*WRITTEN TASK:* Transcribe every entry word for word, but skip the images.

*Dataset entries:*
┄┄┄┄┄┄

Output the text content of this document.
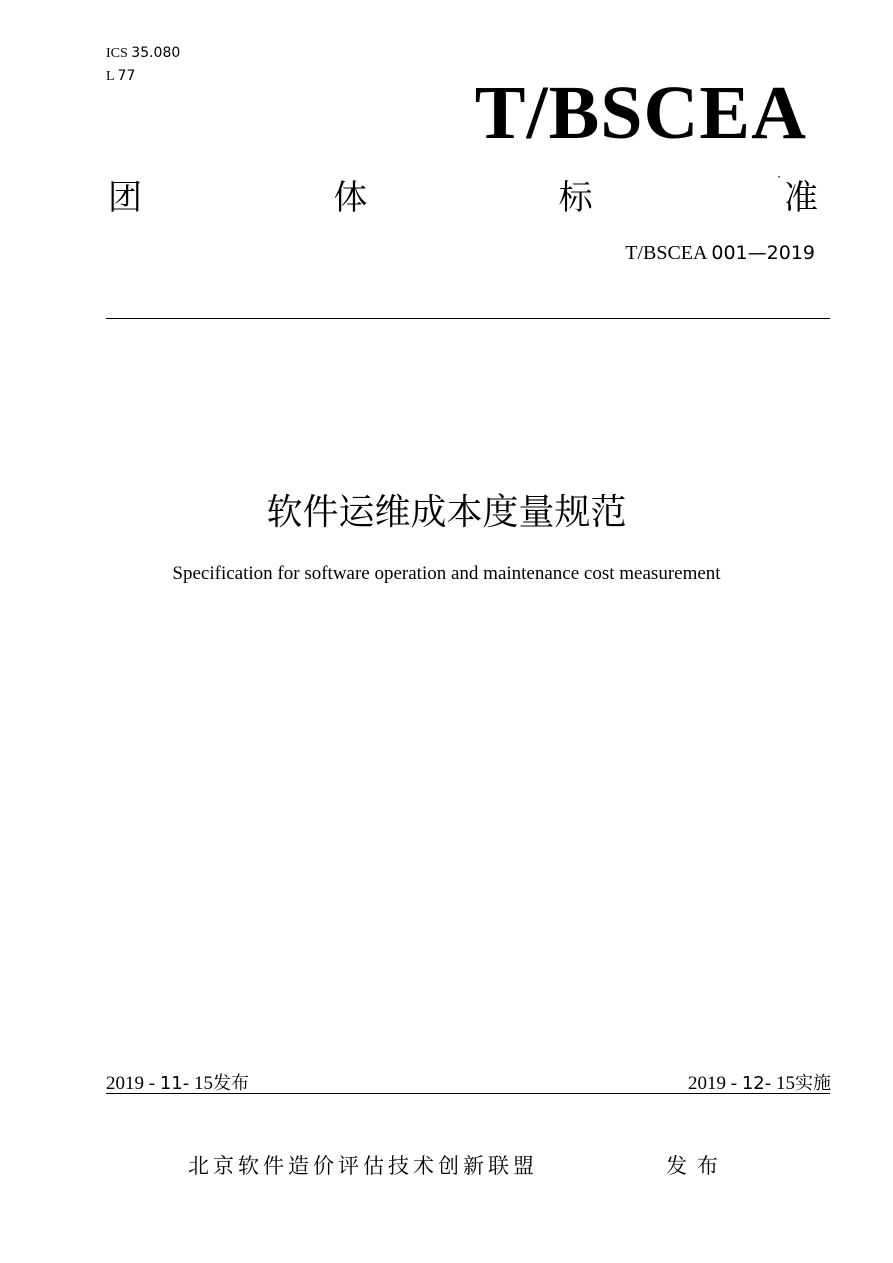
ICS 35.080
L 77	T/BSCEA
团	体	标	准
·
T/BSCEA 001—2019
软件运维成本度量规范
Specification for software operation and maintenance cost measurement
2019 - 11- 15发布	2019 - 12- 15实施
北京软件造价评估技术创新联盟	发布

┄┄┄┄┄┄

*ANSWER TO THE EXERCISE:*
Output the text content of this document.
ICS 35.080
L 77	T/BSCEA
团	体	标	准
·
T/BSCEA 001—2019
软件运维成本度量规范
Specification for software operation and maintenance cost measurement
2019 - 11- 15发布	2019 - 12- 15实施
北京软件造价评估技术创新联盟	发布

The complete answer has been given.